Exercise goal:
Lift out all lines below that contain "icon".

Given information:
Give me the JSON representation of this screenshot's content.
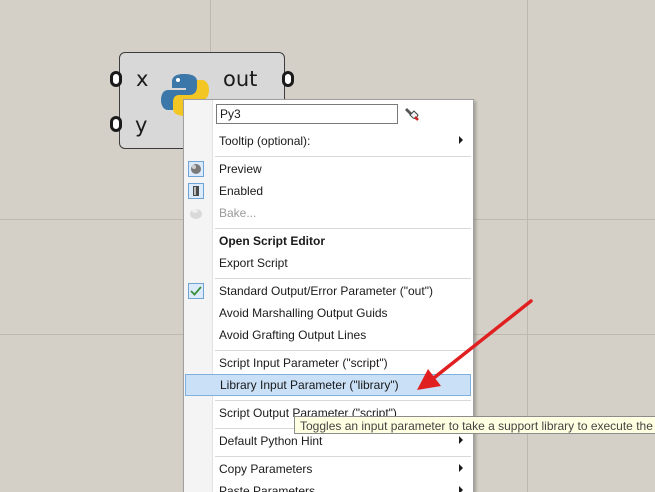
{
  "component": {
    "inputs": [
      "x",
      "y"
    ],
    "output": "out",
    "icon": "python-logo-icon"
  },
  "menu": {
    "name_value": "Py3",
    "name_icon": "paint-brush-icon",
    "items": {
      "tooltip": "Tooltip (optional):",
      "preview": "Preview",
      "enabled": "Enabled",
      "bake": "Bake...",
      "open_editor": "Open Script Editor",
      "export_script": "Export Script",
      "std_output": "Standard Output/Error Parameter (\"out\")",
      "avoid_marshalling": "Avoid Marshalling Output Guids",
      "avoid_grafting": "Avoid Grafting Output Lines",
      "script_input": "Script Input Parameter (\"script\")",
      "library_input": "Library Input Parameter (\"library\")",
      "script_output": "Script Output Parameter (\"script\")",
      "default_hint": "Default Python Hint",
      "copy_params": "Copy Parameters",
      "paste_params": "Paste Parameters"
    }
  },
  "tooltip": "Toggles an input parameter to take a support library to execute the s",
  "colors": {
    "canvas": "#d4d0c8",
    "highlight": "#c9e0f7",
    "arrow": "#e02020",
    "tooltip_bg": "#ffffe1"
  }
}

Exercise output:
    "icon": "python-logo-icon"
    "name_icon": "paint-brush-icon",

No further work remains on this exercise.